> [EXERCISE OBJECTIVE]:
For the data below, work out how many lines contain the word "fotografico" and supply only that number.

****

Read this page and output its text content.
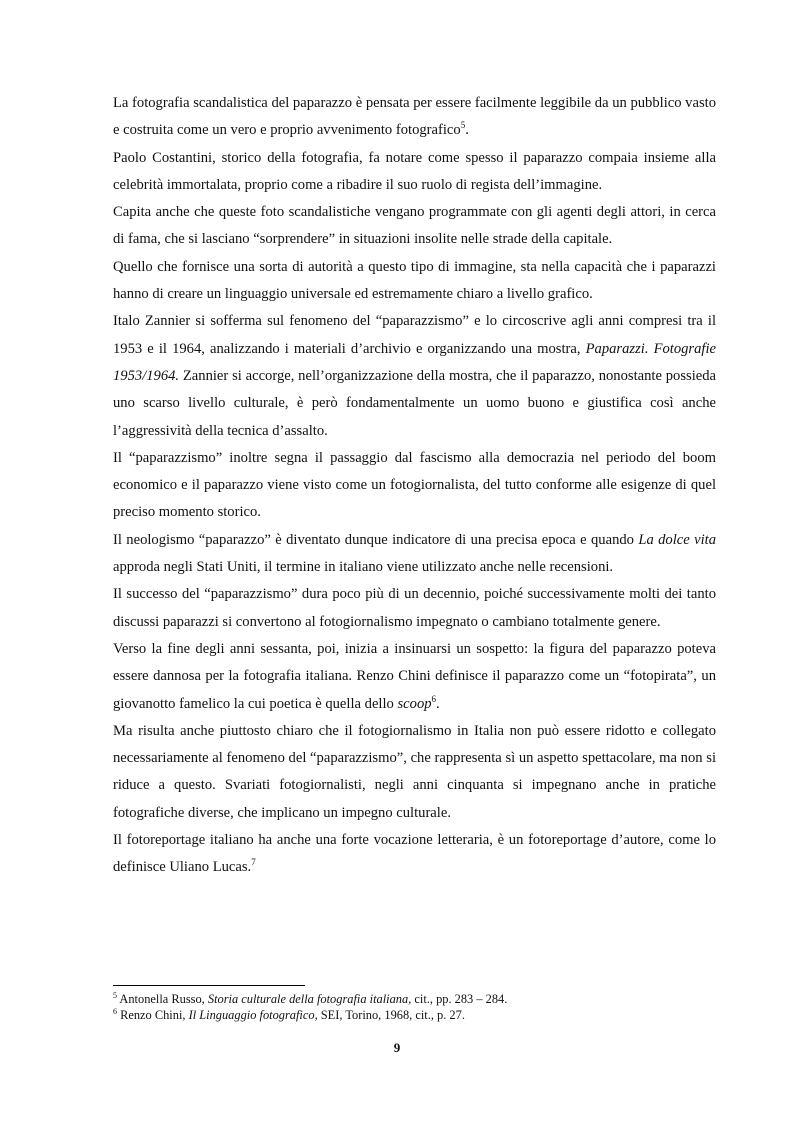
La fotografia scandalistica del paparazzo è pensata per essere facilmente leggibile da un pubblico vasto e costruita come un vero e proprio avvenimento fotografico$^5$.

Paolo Costantini, storico della fotografia, fa notare come spesso il paparazzo compaia insieme alla celebrità immortalata, proprio come a ribadire il suo ruolo di regista dell’immagine.

Capita anche che queste foto scandalistiche vengano programmate con gli agenti degli attori, in cerca di fama, che si lasciano “sorprendere” in situazioni insolite nelle strade della capitale.

Quello che fornisce una sorta di autorità a questo tipo di immagine, sta nella capacità che i paparazzi hanno di creare un linguaggio universale ed estremamente chiaro a livello grafico.

Italo Zannier si sofferma sul fenomeno del “paparazzismo” e lo circoscrive agli anni compresi tra il 1953 e il 1964, analizzando i materiali d’archivio e organizzando una mostra, Paparazzi. Fotografie 1953/1964. Zannier si accorge, nell’organizzazione della mostra, che il paparazzo, nonostante possieda uno scarso livello culturale, è però fondamentalmente un uomo buono e giustifica così anche l’aggressività della tecnica d’assalto.

Il “paparazzismo” inoltre segna il passaggio dal fascismo alla democrazia nel periodo del boom economico e il paparazzo viene visto come un fotogiornalista, del tutto conforme alle esigenze di quel preciso momento storico.

Il neologismo “paparazzo” è diventato dunque indicatore di una precisa epoca e quando La dolce vita approda negli Stati Uniti, il termine in italiano viene utilizzato anche nelle recensioni.

Il successo del “paparazzismo” dura poco più di un decennio, poiché successivamente molti dei tanto discussi paparazzi si convertono al fotogiornalismo impegnato o cambiano totalmente genere.

Verso la fine degli anni sessanta, poi, inizia a insinuarsi un sospetto: la figura del paparazzo poteva essere dannosa per la fotografia italiana. Renzo Chini definisce il paparazzo come un “fotopirata”, un giovanotto famelico la cui poetica è quella dello scoop$^6$.

Ma risulta anche piuttosto chiaro che il fotogiornalismo in Italia non può essere ridotto e collegato necessariamente al fenomeno del “paparazzismo”, che rappresenta sì un aspetto spettacolare, ma non si riduce a questo. Svariati fotogiornalisti, negli anni cinquanta si impegnano anche in pratiche fotografiche diverse, che implicano un impegno culturale.

Il fotoreportage italiano ha anche una forte vocazione letteraria, è un fotoreportage d’autore, come lo definisce Uliano Lucas.$^7$

$^5$ Antonella Russo, Storia culturale della fotografia italiana, cit., pp. 283 – 284.

$^6$ Renzo Chini, Il Linguaggio fotografico, SEI, Torino, 1968, cit., p. 27.

9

****

> [REPLY TO THE EXERCISE]:
2